[Stored records]
= = = =

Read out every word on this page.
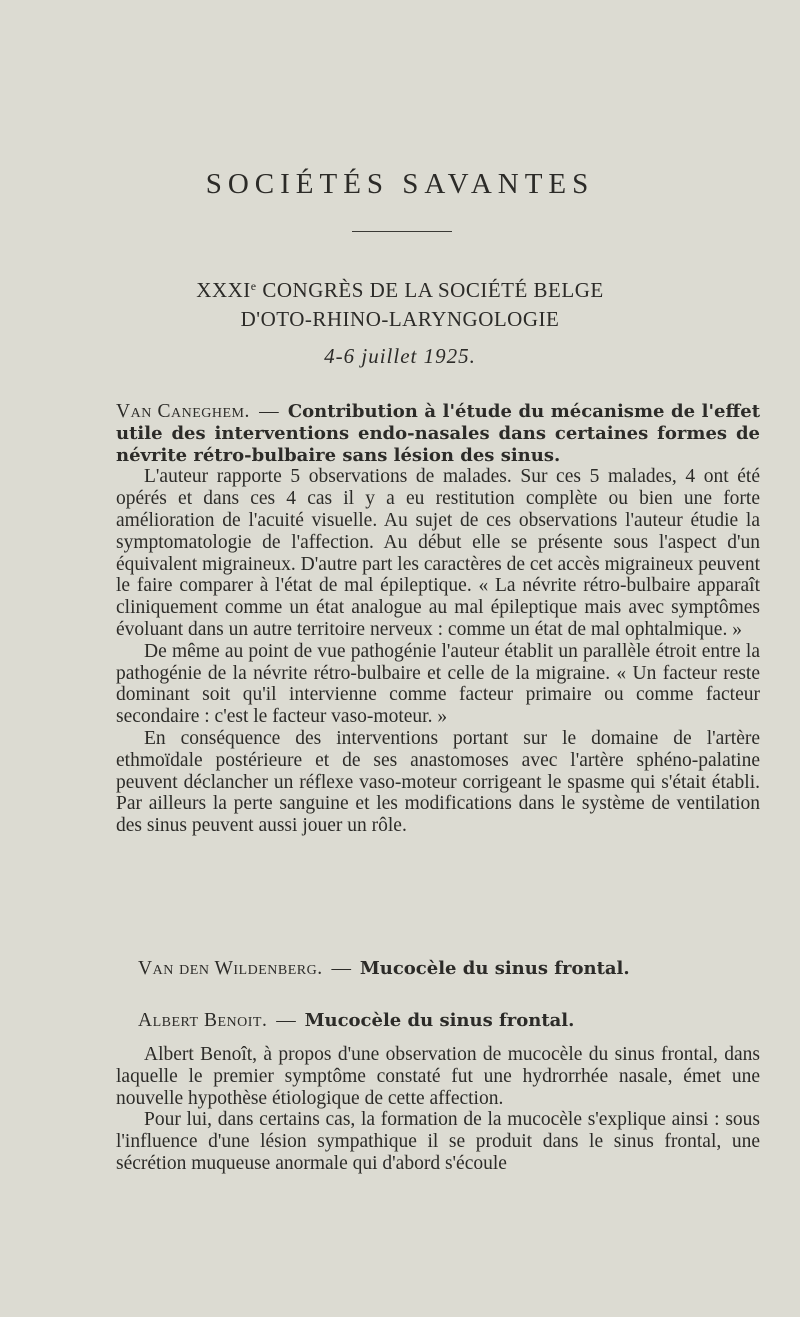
SOCIÉTÉS SAVANTES
XXXIe CONGRÈS DE LA SOCIÉTÉ BELGE
D'OTO-RHINO-LARYNGOLOGIE
4-6 juillet 1925.

Van Caneghem. — Contribution à l'étude du mécanisme de l'effet utile des interventions endo-nasales dans certaines formes de névrite rétro-bulbaire sans lésion des sinus.

L'auteur rapporte 5 observations de malades. Sur ces 5 malades, 4 ont été opérés et dans ces 4 cas il y a eu restitution complète ou bien une forte amélioration de l'acuité visuelle. Au sujet de ces observations l'auteur étudie la symptomatologie de l'affection. Au début elle se présente sous l'aspect d'un équivalent migraineux. D'autre part les caractères de cet accès migraineux peuvent le faire comparer à l'état de mal épileptique. « La névrite rétro-bulbaire apparaît cliniquement comme un état analogue au mal épileptique mais avec symptômes évoluant dans un autre territoire nerveux : comme un état de mal ophtalmique. »

De même au point de vue pathogénie l'auteur établit un parallèle étroit entre la pathogénie de la névrite rétro-bulbaire et celle de la migraine. « Un facteur reste dominant soit qu'il intervienne comme facteur primaire ou comme facteur secondaire : c'est le facteur vaso-moteur. »

En conséquence des interventions portant sur le domaine de l'artère ethmoïdale postérieure et de ses anastomoses avec l'artère sphéno-palatine peuvent déclancher un réflexe vaso-moteur corrigeant le spasme qui s'était établi. Par ailleurs la perte sanguine et les modifications dans le système de ventilation des sinus peuvent aussi jouer un rôle.

Van den Wildenberg. — Mucocèle du sinus frontal.
Albert Benoit. — Mucocèle du sinus frontal.

Albert Benoît, à propos d'une observation de mucocèle du sinus frontal, dans laquelle le premier symptôme constaté fut une hydrorrhée nasale, émet une nouvelle hypothèse étiologique de cette affection.

Pour lui, dans certains cas, la formation de la mucocèle s'explique ainsi : sous l'influence d'une lésion sympathique il se produit dans le sinus frontal, une sécrétion muqueuse anormale qui d'abord s'écoule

= = = =

### PROBLEM TO WORK ON
Copy the whole listing above word for word but do not carry over the pictures.

### TASK ANSWER
Read out every word on this page.
SOCIÉTÉS SAVANTES
XXXIe CONGRÈS DE LA SOCIÉTÉ BELGE
D'OTO-RHINO-LARYNGOLOGIE
4-6 juillet 1925.

Van Caneghem. — Contribution à l'étude du mécanisme de l'effet utile des interventions endo-nasales dans certaines formes de névrite rétro-bulbaire sans lésion des sinus.

L'auteur rapporte 5 observations de malades. Sur ces 5 malades, 4 ont été opérés et dans ces 4 cas il y a eu restitution complète ou bien une forte amélioration de l'acuité visuelle. Au sujet de ces observations l'auteur étudie la symptomatologie de l'affection. Au début elle se présente sous l'aspect d'un équivalent migraineux. D'autre part les caractères de cet accès migraineux peuvent le faire comparer à l'état de mal épileptique. « La névrite rétro-bulbaire apparaît cliniquement comme un état analogue au mal épileptique mais avec symptômes évoluant dans un autre territoire nerveux : comme un état de mal ophtalmique. »

De même au point de vue pathogénie l'auteur établit un parallèle étroit entre la pathogénie de la névrite rétro-bulbaire et celle de la migraine. « Un facteur reste dominant soit qu'il intervienne comme facteur primaire ou comme facteur secondaire : c'est le facteur vaso-moteur. »

En conséquence des interventions portant sur le domaine de l'artère ethmoïdale postérieure et de ses anastomoses avec l'artère sphéno-palatine peuvent déclancher un réflexe vaso-moteur corrigeant le spasme qui s'était établi. Par ailleurs la perte sanguine et les modifications dans le système de ventilation des sinus peuvent aussi jouer un rôle.

Van den Wildenberg. — Mucocèle du sinus frontal.
Albert Benoit. — Mucocèle du sinus frontal.

Albert Benoît, à propos d'une observation de mucocèle du sinus frontal, dans laquelle le premier symptôme constaté fut une hydrorrhée nasale, émet une nouvelle hypothèse étiologique de cette affection.

Pour lui, dans certains cas, la formation de la mucocèle s'explique ainsi : sous l'influence d'une lésion sympathique il se produit dans le sinus frontal, une sécrétion muqueuse anormale qui d'abord s'écoule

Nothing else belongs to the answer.